▶ _EXERCISE_
Exactly repeat all the records below, omitting the images they hold.

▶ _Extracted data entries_
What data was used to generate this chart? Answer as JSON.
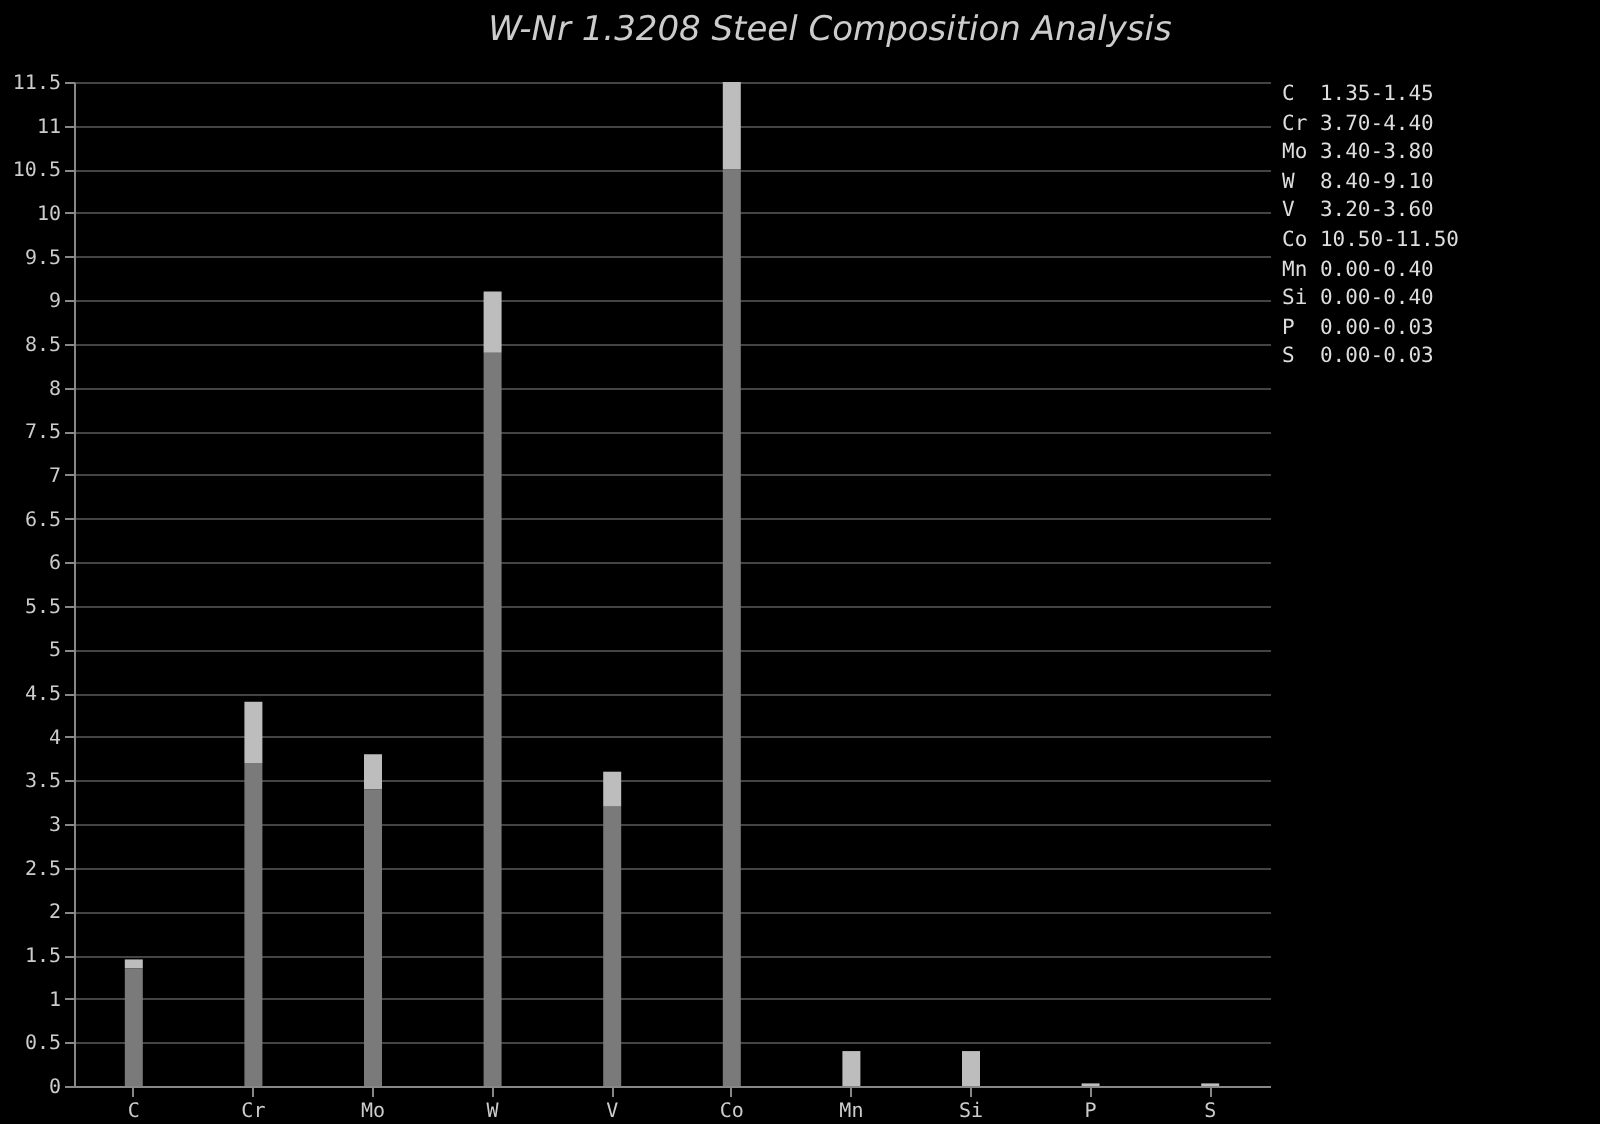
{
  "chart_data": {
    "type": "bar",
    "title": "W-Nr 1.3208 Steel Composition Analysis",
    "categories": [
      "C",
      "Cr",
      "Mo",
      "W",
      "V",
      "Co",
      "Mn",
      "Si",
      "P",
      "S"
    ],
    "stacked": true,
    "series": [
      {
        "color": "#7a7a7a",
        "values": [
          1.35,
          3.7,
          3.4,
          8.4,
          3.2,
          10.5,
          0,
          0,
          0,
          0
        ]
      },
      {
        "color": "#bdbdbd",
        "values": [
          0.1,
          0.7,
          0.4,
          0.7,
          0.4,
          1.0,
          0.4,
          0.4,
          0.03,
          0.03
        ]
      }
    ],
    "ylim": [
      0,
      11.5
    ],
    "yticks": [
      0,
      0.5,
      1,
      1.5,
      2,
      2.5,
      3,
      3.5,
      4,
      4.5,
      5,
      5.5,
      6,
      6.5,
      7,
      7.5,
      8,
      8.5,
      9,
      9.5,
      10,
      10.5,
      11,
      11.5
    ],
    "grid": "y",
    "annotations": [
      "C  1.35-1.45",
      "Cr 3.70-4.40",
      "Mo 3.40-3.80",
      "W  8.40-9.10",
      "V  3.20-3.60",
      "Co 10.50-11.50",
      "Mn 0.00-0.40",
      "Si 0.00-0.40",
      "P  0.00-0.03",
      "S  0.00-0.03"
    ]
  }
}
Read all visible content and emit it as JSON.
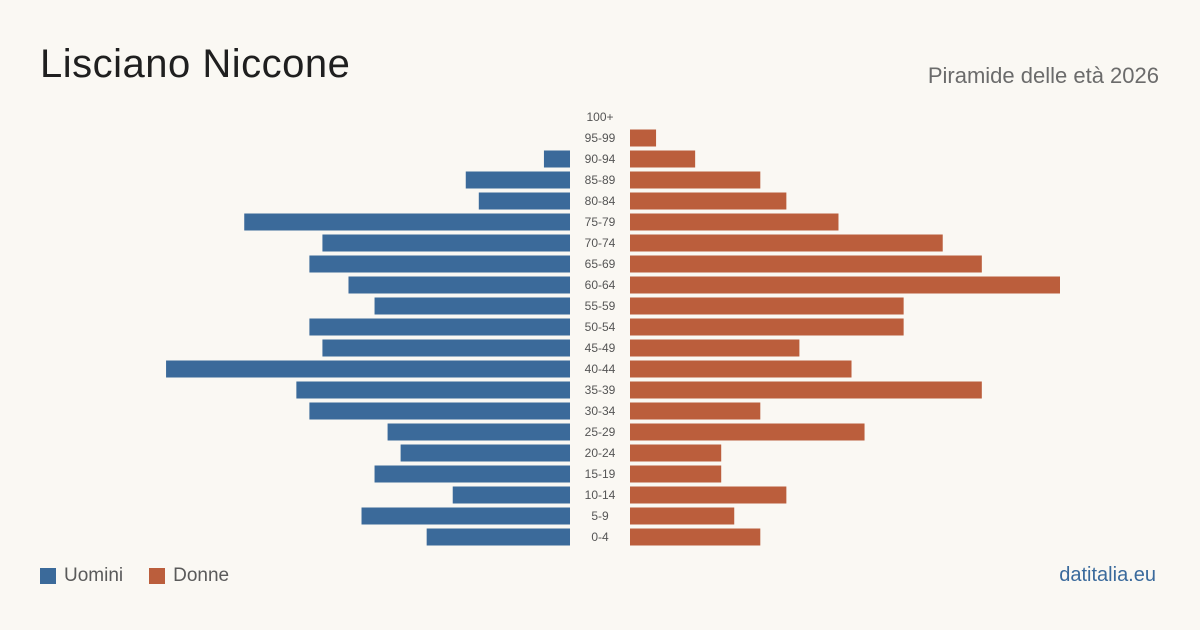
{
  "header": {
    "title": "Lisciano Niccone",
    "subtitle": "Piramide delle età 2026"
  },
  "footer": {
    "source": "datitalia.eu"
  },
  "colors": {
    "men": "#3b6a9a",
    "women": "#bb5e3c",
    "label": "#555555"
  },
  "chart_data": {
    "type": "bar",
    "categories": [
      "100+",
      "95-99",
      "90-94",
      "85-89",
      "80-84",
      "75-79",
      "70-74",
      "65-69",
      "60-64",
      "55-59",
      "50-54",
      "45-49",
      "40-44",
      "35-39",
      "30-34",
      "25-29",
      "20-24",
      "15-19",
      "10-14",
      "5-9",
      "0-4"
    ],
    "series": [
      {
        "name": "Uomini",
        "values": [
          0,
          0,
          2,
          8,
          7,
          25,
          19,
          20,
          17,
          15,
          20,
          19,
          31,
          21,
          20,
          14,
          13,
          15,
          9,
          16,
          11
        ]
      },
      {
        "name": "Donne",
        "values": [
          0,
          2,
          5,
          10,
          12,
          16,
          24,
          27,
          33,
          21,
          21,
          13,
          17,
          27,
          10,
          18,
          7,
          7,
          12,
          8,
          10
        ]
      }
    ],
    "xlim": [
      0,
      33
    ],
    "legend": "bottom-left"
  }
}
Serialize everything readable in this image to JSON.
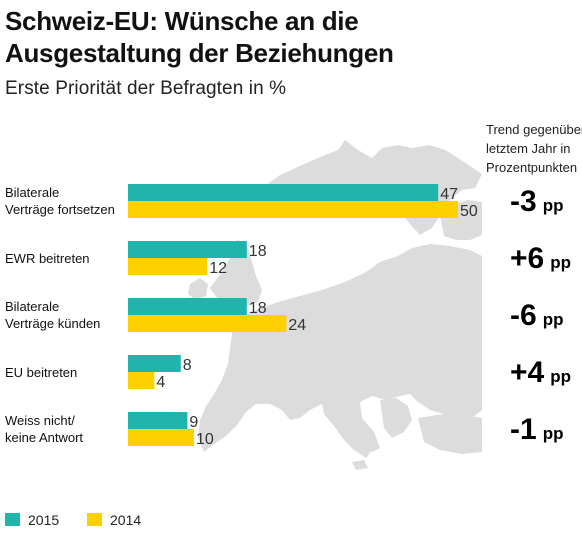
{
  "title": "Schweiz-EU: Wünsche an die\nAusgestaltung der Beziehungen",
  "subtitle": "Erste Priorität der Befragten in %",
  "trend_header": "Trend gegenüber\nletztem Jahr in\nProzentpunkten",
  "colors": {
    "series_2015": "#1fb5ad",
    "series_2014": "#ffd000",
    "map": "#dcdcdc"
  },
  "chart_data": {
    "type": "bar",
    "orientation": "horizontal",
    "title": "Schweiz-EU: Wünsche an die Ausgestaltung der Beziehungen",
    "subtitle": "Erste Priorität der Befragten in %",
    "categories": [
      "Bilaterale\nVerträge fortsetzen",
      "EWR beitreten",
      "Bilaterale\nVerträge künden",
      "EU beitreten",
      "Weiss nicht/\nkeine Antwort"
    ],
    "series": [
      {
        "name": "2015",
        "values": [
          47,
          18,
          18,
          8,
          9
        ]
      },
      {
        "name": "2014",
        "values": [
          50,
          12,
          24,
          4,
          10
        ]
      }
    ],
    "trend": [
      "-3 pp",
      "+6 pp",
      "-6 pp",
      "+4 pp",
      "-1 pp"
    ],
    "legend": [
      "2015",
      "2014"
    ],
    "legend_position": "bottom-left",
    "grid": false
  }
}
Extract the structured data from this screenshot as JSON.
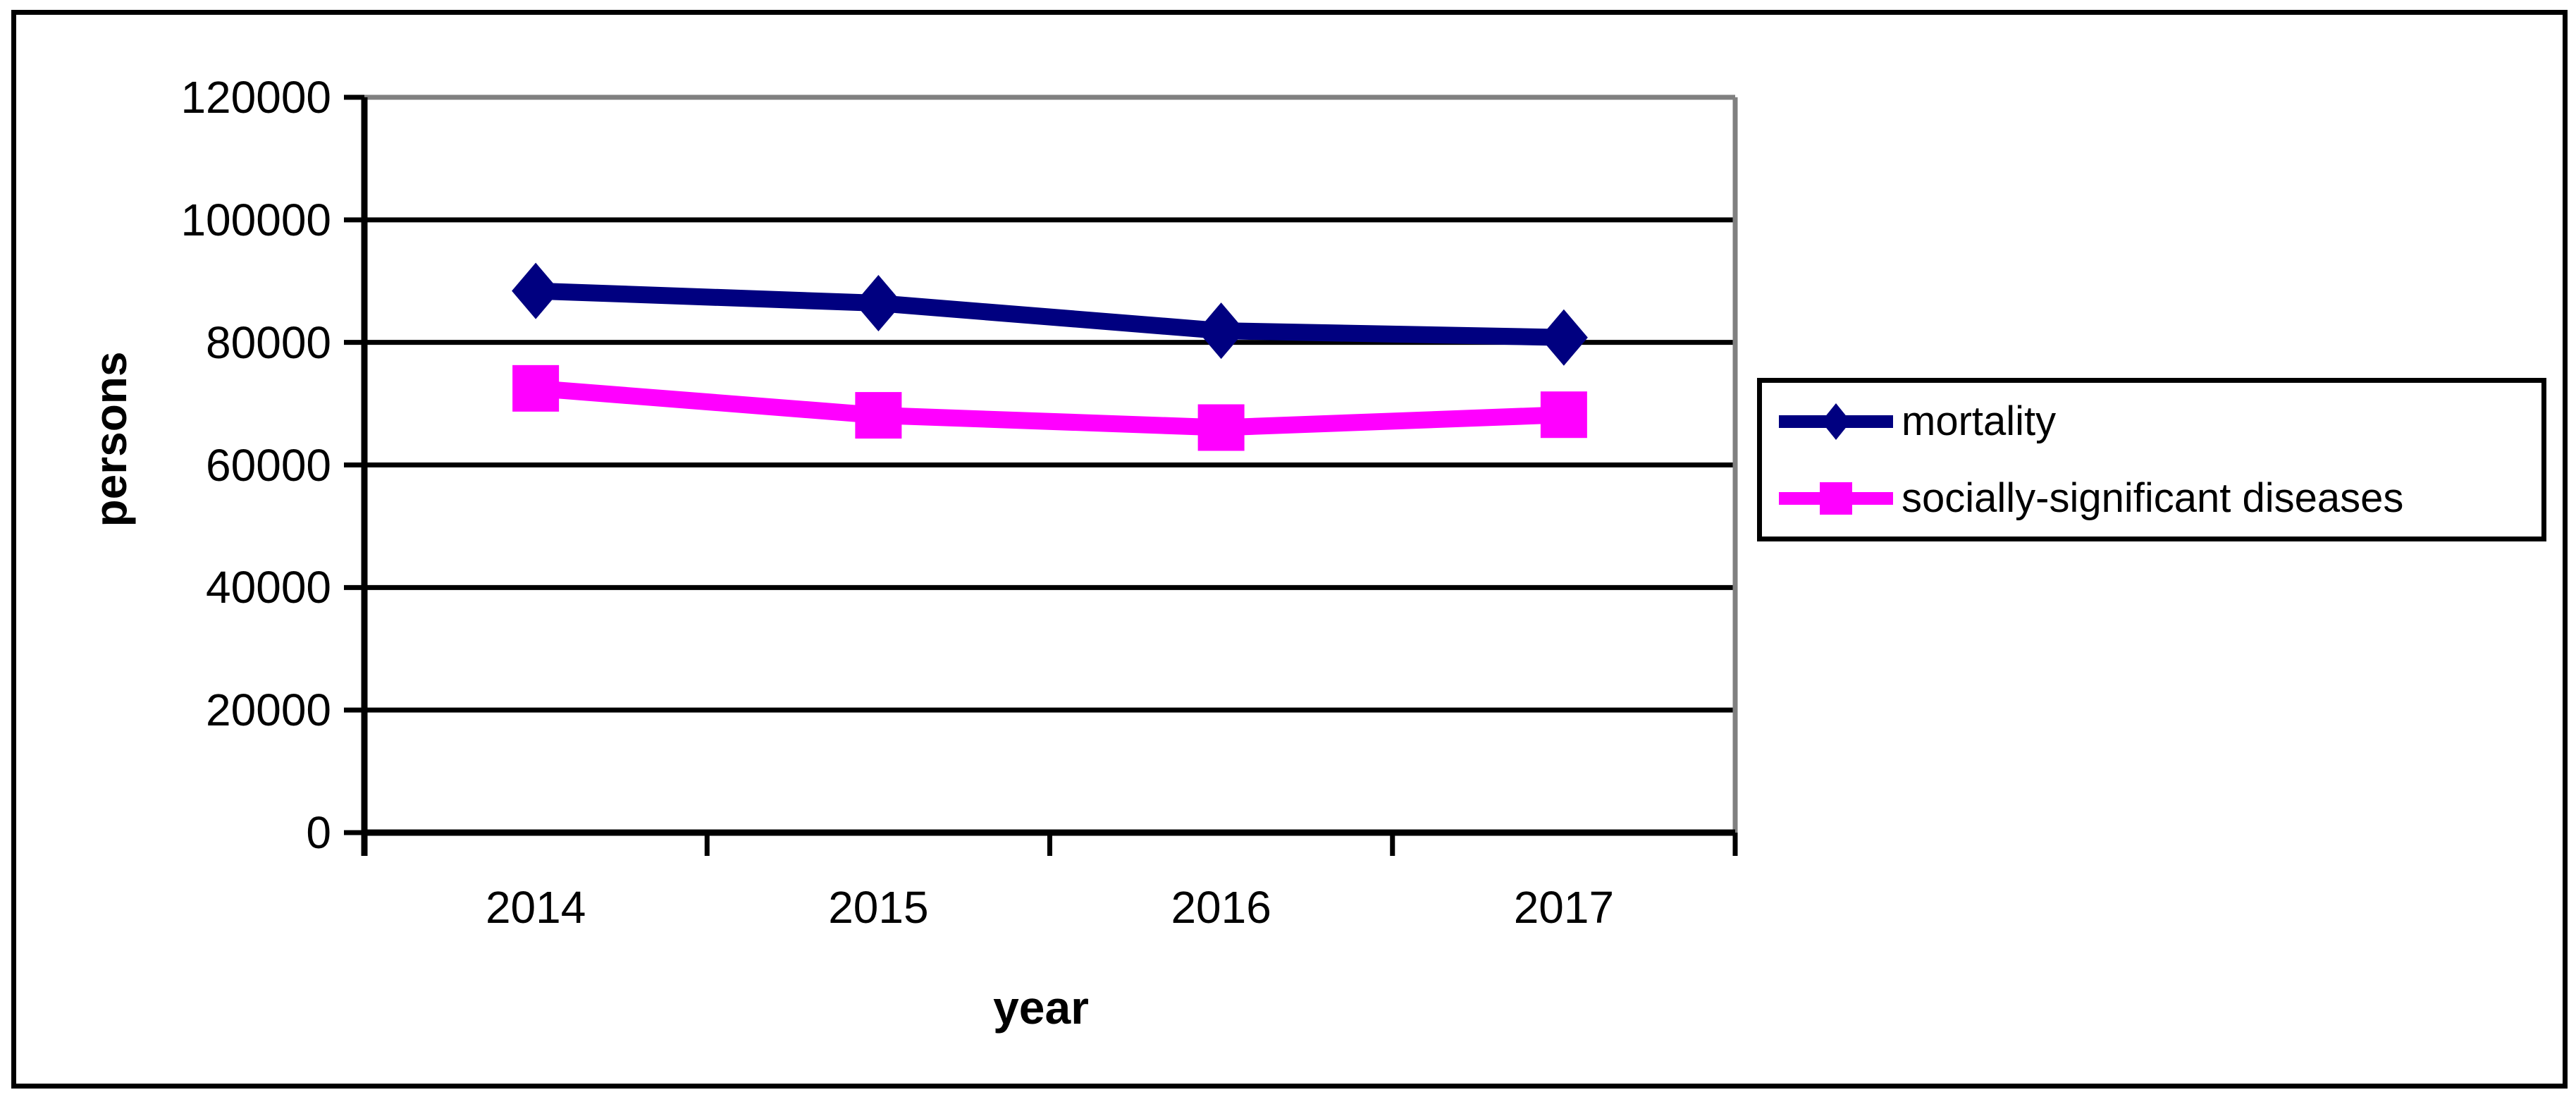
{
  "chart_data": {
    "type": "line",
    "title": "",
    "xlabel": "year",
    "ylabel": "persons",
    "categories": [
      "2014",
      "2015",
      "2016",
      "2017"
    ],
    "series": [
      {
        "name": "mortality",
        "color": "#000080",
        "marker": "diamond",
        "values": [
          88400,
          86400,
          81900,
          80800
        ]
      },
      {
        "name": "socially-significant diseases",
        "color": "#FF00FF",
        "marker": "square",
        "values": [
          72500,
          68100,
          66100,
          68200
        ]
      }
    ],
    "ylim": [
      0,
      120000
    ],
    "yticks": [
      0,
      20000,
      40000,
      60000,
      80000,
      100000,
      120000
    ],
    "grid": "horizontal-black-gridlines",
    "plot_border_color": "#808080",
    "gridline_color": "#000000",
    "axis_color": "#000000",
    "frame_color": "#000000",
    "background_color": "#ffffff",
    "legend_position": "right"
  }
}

▶ _EXPECTED OUTPUT_
What data was used to generate this chart? Answer as JSON.
{
  "chart_data": {
    "type": "bar",
    "title": "W-Nr 1.3208 Steel Composition Analysis",
    "categories": [
      "C",
      "Cr",
      "Mo",
      "W",
      "V",
      "Co",
      "Mn",
      "Si",
      "P",
      "S"
    ],
    "stacked": true,
    "series": [
      {
        "color": "#7a7a7a",
        "values": [
          1.35,
          3.7,
          3.4,
          8.4,
          3.2,
          10.5,
          0,
          0,
          0,
          0
        ]
      },
      {
        "color": "#bdbdbd",
        "values": [
          0.1,
          0.7,
          0.4,
          0.7,
          0.4,
          1.0,
          0.4,
          0.4,
          0.03,
          0.03
        ]
      }
    ],
    "ylim": [
      0,
      11.5
    ],
    "yticks": [
      0,
      0.5,
      1,
      1.5,
      2,
      2.5,
      3,
      3.5,
      4,
      4.5,
      5,
      5.5,
      6,
      6.5,
      7,
      7.5,
      8,
      8.5,
      9,
      9.5,
      10,
      10.5,
      11,
      11.5
    ],
    "grid": "y",
    "annotations": [
      "C  1.35-1.45",
      "Cr 3.70-4.40",
      "Mo 3.40-3.80",
      "W  8.40-9.10",
      "V  3.20-3.60",
      "Co 10.50-11.50",
      "Mn 0.00-0.40",
      "Si 0.00-0.40",
      "P  0.00-0.03",
      "S  0.00-0.03"
    ]
  }
}
Read all visible content and emit it as JSON.
{
  "header": {
    "title": "Lisciano Niccone",
    "subtitle": "Piramide delle età 2026"
  },
  "footer": {
    "source": "datitalia.eu"
  },
  "colors": {
    "men": "#3b6a9a",
    "women": "#bb5e3c",
    "label": "#555555"
  },
  "chart_data": {
    "type": "bar",
    "categories": [
      "100+",
      "95-99",
      "90-94",
      "85-89",
      "80-84",
      "75-79",
      "70-74",
      "65-69",
      "60-64",
      "55-59",
      "50-54",
      "45-49",
      "40-44",
      "35-39",
      "30-34",
      "25-29",
      "20-24",
      "15-19",
      "10-14",
      "5-9",
      "0-4"
    ],
    "series": [
      {
        "name": "Uomini",
        "values": [
          0,
          0,
          2,
          8,
          7,
          25,
          19,
          20,
          17,
          15,
          20,
          19,
          31,
          21,
          20,
          14,
          13,
          15,
          9,
          16,
          11
        ]
      },
      {
        "name": "Donne",
        "values": [
          0,
          2,
          5,
          10,
          12,
          16,
          24,
          27,
          33,
          21,
          21,
          13,
          17,
          27,
          10,
          18,
          7,
          7,
          12,
          8,
          10
        ]
      }
    ],
    "xlim": [
      0,
      33
    ],
    "legend": "bottom-left"
  }
}
Serialize everything readable in this image to JSON.
{
  "title": "Schweiz-EU: Wünsche an die\nAusgestaltung der Beziehungen",
  "subtitle": "Erste Priorität der Befragten in %",
  "trend_header": "Trend gegenüber\nletztem Jahr in\nProzentpunkten",
  "colors": {
    "series_2015": "#1fb5ad",
    "series_2014": "#ffd000",
    "map": "#dcdcdc"
  },
  "chart_data": {
    "type": "bar",
    "orientation": "horizontal",
    "title": "Schweiz-EU: Wünsche an die Ausgestaltung der Beziehungen",
    "subtitle": "Erste Priorität der Befragten in %",
    "categories": [
      "Bilaterale\nVerträge fortsetzen",
      "EWR beitreten",
      "Bilaterale\nVerträge künden",
      "EU beitreten",
      "Weiss nicht/\nkeine Antwort"
    ],
    "series": [
      {
        "name": "2015",
        "values": [
          47,
          18,
          18,
          8,
          9
        ]
      },
      {
        "name": "2014",
        "values": [
          50,
          12,
          24,
          4,
          10
        ]
      }
    ],
    "trend": [
      "-3 pp",
      "+6 pp",
      "-6 pp",
      "+4 pp",
      "-1 pp"
    ],
    "legend": [
      "2015",
      "2014"
    ],
    "legend_position": "bottom-left",
    "grid": false
  }
}
Extract the structured data from this screenshot as JSON.
{
  "chart_data": {
    "type": "line",
    "title": "",
    "xlabel": "year",
    "ylabel": "persons",
    "categories": [
      "2014",
      "2015",
      "2016",
      "2017"
    ],
    "series": [
      {
        "name": "mortality",
        "color": "#000080",
        "marker": "diamond",
        "values": [
          88400,
          86400,
          81900,
          80800
        ]
      },
      {
        "name": "socially-significant diseases",
        "color": "#FF00FF",
        "marker": "square",
        "values": [
          72500,
          68100,
          66100,
          68200
        ]
      }
    ],
    "ylim": [
      0,
      120000
    ],
    "yticks": [
      0,
      20000,
      40000,
      60000,
      80000,
      100000,
      120000
    ],
    "grid": "horizontal-black-gridlines",
    "plot_border_color": "#808080",
    "gridline_color": "#000000",
    "axis_color": "#000000",
    "frame_color": "#000000",
    "background_color": "#ffffff",
    "legend_position": "right"
  }
}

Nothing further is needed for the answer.